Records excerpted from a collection

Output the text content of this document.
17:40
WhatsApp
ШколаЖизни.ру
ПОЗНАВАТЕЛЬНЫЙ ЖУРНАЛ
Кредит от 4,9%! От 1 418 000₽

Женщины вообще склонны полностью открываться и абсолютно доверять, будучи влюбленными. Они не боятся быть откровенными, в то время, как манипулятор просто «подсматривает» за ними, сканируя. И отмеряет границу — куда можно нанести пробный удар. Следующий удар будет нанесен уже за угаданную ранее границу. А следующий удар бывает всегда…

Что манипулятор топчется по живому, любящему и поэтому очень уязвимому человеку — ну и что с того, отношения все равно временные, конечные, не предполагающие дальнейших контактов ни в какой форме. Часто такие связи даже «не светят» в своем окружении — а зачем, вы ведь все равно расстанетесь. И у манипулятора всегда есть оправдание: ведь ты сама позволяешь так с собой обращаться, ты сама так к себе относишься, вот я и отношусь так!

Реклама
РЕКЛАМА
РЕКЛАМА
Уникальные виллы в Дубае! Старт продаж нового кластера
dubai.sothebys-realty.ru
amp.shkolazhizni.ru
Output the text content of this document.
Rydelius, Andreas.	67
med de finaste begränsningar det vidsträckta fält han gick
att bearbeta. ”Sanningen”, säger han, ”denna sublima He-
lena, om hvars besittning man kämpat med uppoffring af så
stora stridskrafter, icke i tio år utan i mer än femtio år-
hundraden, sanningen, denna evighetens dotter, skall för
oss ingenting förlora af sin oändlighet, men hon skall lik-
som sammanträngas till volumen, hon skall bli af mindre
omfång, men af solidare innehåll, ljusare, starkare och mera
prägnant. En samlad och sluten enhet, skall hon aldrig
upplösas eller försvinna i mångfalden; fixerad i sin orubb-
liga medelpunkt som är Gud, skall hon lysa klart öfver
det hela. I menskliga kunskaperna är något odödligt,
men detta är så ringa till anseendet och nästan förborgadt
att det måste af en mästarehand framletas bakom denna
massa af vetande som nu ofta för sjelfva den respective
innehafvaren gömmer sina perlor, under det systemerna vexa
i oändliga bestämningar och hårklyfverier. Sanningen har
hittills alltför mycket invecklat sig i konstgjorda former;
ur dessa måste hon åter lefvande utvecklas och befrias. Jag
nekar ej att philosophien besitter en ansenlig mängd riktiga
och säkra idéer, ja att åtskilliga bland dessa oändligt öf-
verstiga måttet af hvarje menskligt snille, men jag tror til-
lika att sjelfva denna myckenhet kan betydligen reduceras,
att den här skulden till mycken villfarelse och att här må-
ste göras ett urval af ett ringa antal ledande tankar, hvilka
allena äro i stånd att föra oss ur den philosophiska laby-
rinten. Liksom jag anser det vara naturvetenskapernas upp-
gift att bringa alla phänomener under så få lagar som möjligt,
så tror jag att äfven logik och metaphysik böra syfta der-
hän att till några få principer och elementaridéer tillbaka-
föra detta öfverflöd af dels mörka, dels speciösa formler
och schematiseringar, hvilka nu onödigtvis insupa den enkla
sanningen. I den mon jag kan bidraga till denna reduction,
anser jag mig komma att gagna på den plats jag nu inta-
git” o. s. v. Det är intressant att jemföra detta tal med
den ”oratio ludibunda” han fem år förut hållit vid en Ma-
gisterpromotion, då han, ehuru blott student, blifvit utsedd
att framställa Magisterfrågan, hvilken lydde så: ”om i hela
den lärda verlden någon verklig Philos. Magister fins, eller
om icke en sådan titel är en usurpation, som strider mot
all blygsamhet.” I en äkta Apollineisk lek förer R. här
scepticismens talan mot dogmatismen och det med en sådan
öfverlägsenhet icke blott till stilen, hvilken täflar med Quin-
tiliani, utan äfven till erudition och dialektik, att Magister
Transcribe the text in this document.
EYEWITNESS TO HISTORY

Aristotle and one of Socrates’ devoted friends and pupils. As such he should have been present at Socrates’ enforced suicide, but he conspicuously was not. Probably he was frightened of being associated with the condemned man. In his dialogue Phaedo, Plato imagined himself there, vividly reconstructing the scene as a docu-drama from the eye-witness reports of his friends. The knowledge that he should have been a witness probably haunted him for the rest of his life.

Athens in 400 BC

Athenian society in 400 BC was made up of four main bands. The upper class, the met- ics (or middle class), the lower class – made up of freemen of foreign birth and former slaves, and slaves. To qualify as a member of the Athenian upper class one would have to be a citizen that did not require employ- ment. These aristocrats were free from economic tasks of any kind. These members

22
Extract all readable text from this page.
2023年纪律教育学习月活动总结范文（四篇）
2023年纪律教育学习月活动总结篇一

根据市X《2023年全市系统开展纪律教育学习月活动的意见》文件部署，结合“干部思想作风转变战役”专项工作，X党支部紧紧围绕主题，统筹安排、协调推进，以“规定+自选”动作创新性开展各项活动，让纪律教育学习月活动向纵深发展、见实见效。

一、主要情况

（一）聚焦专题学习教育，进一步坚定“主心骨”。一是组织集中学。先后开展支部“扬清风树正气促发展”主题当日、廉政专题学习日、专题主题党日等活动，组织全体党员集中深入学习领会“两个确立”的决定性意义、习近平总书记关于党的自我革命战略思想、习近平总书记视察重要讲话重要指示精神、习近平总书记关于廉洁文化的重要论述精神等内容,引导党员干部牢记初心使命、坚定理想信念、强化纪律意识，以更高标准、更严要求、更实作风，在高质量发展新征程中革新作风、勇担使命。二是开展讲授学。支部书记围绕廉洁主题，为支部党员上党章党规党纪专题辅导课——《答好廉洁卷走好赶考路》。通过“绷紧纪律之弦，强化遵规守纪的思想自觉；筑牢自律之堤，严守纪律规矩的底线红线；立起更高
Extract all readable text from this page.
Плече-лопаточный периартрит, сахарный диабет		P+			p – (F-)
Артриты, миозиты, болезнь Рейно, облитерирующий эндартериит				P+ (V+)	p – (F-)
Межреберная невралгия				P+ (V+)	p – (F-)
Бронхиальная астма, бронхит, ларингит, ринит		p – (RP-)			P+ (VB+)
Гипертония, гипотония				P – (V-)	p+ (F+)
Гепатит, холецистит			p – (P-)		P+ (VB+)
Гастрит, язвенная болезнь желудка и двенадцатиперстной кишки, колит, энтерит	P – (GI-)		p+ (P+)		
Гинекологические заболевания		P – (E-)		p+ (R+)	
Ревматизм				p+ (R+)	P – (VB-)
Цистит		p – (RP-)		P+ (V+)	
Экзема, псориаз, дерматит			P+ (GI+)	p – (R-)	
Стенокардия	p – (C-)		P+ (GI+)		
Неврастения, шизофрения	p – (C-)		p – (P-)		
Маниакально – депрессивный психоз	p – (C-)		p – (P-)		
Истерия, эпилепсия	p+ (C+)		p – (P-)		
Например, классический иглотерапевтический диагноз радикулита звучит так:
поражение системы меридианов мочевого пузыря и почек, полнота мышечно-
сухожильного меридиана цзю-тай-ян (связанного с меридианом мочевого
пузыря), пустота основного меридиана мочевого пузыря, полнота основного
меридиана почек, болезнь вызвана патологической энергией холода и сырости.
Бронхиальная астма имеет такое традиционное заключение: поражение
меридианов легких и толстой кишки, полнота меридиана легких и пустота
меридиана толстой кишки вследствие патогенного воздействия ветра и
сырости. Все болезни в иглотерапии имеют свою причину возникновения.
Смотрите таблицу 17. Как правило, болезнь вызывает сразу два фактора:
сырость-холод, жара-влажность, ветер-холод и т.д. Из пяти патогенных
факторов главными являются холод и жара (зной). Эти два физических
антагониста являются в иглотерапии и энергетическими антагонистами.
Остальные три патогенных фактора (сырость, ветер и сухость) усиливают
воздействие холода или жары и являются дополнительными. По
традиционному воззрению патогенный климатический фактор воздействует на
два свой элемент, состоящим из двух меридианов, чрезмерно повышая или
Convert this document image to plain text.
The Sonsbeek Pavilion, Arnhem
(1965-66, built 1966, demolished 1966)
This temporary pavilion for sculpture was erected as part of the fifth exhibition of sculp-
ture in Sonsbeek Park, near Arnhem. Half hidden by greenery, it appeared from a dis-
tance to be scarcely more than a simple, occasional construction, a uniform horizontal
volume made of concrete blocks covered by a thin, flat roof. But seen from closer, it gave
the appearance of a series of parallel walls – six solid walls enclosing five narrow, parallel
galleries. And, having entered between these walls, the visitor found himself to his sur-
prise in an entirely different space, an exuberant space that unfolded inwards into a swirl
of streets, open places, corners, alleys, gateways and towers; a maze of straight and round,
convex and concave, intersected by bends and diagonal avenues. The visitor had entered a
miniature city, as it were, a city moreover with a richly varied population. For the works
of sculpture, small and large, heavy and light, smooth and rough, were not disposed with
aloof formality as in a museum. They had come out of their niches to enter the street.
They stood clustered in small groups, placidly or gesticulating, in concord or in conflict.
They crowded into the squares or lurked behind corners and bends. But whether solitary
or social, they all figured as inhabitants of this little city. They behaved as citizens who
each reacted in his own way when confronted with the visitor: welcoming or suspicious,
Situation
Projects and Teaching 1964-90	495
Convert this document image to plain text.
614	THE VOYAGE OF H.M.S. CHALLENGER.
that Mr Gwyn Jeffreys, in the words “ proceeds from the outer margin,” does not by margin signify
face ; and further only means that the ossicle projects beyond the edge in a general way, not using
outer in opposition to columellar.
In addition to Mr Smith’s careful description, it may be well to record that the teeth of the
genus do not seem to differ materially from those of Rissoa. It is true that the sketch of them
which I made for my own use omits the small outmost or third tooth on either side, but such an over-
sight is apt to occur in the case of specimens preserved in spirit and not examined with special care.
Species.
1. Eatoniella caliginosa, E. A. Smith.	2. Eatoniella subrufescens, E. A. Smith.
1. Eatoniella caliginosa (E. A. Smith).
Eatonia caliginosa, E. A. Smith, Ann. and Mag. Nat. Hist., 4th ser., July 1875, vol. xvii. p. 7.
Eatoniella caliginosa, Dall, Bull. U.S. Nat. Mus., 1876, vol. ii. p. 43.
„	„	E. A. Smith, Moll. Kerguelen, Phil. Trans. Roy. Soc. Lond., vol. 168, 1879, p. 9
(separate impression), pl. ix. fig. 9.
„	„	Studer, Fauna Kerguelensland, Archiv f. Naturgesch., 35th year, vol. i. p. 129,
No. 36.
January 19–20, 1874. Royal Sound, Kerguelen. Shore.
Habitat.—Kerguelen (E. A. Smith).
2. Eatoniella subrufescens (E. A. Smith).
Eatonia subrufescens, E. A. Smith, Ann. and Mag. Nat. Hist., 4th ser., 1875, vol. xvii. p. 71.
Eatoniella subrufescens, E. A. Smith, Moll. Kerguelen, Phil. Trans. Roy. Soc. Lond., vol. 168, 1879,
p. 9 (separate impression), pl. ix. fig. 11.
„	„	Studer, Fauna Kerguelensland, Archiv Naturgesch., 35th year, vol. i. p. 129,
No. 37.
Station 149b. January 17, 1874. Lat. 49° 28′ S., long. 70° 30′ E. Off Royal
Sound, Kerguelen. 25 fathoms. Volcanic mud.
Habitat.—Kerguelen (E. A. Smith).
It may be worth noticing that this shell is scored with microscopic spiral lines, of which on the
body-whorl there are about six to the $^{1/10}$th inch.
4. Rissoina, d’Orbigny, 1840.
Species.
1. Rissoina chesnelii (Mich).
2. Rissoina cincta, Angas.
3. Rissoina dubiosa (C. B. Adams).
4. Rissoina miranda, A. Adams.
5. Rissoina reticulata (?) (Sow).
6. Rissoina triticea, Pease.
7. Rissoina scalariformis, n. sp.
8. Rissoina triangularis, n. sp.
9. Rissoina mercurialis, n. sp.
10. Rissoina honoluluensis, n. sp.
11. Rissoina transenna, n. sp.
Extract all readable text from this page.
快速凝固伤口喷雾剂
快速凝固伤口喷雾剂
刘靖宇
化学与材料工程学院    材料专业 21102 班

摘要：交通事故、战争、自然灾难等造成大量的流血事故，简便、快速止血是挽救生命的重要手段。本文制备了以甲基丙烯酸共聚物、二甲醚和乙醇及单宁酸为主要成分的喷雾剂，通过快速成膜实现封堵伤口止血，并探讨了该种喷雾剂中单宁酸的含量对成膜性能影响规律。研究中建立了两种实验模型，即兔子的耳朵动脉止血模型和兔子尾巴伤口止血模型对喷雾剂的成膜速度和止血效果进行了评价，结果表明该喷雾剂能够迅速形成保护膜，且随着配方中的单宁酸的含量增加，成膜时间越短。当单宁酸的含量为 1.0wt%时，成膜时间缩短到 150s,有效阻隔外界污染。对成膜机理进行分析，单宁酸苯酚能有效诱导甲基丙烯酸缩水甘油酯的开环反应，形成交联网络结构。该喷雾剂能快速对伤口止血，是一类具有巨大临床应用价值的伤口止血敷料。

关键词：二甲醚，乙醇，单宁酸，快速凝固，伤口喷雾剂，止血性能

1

Exercise goal: Find the string "year" in the entries above and return each line that holds it.

Task result:
„	„	Studer, Fauna Kerguelensland, Archiv f. Naturgesch., 35th year, vol. i. p. 129,
„	„	Studer, Fauna Kerguelensland, Archiv Naturgesch., 35th year, vol. i. p. 129,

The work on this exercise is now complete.